[EXERCISE AIM] Copy each line of the records that holds the string "puntúa".

[GIVEN ENTRIES]
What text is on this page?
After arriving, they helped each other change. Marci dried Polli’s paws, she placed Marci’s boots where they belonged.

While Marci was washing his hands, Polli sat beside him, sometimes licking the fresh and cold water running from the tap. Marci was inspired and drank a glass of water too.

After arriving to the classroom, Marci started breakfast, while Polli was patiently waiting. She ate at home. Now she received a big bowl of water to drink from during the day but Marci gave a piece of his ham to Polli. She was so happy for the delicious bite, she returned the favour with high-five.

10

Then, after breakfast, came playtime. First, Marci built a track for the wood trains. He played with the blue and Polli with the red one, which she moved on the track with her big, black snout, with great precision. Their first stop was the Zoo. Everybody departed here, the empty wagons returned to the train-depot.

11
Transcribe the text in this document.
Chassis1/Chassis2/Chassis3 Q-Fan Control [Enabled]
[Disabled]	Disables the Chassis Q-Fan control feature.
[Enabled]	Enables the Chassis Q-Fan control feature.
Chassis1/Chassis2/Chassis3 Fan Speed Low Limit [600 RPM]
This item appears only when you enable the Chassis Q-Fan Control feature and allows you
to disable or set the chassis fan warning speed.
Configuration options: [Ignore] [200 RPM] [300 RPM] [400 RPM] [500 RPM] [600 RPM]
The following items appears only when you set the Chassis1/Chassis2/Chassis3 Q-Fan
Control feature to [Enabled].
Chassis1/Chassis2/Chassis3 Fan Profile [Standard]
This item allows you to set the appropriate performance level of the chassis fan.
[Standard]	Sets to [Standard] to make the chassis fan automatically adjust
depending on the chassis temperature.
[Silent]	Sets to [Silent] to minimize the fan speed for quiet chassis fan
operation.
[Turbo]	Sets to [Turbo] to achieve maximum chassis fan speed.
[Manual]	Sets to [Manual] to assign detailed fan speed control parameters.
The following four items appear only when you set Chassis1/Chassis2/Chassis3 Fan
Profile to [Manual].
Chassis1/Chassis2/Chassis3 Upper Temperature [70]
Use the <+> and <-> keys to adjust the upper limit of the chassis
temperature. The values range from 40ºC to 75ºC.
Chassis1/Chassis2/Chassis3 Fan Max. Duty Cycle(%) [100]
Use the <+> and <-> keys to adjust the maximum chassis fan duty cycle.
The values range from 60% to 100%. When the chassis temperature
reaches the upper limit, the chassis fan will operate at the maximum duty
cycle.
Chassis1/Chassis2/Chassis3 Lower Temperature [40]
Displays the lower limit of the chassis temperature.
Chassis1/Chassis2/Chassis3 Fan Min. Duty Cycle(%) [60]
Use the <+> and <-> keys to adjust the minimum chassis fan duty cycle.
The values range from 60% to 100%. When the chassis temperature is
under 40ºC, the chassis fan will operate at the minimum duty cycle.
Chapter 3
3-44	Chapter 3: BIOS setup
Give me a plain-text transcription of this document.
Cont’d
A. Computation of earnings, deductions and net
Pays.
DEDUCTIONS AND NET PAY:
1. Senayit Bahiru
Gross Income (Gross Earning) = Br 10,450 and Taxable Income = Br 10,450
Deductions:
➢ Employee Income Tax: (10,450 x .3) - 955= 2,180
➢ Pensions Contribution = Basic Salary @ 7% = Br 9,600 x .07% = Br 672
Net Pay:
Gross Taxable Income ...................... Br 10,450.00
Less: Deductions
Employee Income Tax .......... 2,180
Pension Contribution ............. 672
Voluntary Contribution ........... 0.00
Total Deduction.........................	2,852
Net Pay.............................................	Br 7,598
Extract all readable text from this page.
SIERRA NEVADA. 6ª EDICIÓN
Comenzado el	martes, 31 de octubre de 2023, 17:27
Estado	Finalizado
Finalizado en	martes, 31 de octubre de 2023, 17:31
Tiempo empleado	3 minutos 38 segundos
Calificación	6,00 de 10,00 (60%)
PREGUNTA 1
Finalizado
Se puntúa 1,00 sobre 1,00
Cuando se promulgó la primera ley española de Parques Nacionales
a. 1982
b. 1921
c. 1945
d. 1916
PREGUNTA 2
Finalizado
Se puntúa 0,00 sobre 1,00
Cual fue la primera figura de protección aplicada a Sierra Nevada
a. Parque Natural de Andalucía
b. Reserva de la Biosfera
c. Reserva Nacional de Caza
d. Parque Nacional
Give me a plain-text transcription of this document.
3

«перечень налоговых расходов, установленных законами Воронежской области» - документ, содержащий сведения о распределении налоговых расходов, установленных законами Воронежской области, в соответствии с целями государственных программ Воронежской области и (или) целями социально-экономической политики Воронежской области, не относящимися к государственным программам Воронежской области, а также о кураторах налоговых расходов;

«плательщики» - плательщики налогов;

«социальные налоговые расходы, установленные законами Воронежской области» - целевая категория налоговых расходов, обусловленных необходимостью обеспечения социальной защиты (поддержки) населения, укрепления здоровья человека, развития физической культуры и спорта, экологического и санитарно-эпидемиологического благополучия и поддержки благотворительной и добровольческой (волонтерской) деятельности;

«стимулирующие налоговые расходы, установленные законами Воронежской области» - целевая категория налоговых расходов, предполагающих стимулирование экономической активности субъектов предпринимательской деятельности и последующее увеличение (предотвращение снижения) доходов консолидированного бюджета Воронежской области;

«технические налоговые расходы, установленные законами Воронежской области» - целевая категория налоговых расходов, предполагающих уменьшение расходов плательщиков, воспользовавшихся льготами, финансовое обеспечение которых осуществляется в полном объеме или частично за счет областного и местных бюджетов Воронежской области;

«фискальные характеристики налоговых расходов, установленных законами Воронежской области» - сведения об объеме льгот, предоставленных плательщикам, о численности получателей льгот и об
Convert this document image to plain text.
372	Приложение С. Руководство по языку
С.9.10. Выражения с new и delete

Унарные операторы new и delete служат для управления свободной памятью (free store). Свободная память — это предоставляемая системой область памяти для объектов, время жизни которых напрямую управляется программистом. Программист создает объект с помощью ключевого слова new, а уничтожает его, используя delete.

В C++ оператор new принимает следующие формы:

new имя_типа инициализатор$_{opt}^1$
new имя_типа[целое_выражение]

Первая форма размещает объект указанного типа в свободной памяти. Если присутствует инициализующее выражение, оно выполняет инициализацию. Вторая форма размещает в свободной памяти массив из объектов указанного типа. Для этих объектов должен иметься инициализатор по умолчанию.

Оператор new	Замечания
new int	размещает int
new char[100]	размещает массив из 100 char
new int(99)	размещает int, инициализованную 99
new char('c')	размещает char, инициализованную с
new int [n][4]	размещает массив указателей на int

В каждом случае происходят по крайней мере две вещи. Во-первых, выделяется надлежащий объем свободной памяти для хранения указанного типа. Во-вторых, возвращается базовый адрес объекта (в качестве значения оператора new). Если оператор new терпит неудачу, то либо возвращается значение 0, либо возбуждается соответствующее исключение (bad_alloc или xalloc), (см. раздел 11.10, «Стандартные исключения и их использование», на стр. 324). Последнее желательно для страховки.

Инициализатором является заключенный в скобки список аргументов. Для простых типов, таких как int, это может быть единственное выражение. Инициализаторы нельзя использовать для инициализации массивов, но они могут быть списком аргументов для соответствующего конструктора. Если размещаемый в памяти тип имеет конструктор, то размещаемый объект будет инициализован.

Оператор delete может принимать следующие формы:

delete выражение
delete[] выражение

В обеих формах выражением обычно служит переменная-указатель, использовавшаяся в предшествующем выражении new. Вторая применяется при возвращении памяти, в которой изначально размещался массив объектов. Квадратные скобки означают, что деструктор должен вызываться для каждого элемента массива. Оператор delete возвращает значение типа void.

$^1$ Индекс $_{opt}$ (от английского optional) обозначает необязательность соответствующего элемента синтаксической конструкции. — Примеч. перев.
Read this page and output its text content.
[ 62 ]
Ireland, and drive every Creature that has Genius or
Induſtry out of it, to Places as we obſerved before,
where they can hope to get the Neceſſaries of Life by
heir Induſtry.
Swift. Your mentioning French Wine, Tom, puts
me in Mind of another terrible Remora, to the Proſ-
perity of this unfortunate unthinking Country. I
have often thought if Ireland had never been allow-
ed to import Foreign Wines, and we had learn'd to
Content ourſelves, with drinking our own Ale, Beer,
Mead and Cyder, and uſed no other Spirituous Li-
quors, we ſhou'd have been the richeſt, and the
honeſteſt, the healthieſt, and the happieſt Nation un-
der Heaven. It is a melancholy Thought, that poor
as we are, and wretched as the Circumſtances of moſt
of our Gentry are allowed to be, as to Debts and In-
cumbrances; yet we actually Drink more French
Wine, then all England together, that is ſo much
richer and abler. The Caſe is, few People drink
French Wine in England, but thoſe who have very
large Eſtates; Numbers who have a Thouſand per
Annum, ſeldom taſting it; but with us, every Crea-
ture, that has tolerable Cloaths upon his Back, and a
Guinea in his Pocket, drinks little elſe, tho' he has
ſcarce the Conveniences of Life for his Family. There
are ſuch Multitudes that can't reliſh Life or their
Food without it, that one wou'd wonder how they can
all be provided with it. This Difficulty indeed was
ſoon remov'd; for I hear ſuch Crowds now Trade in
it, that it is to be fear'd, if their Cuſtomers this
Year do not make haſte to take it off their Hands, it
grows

[OUTPUT OF THE EXERCISE]
Se puntúa 1,00 sobre 1,00
Se puntúa 0,00 sobre 1,00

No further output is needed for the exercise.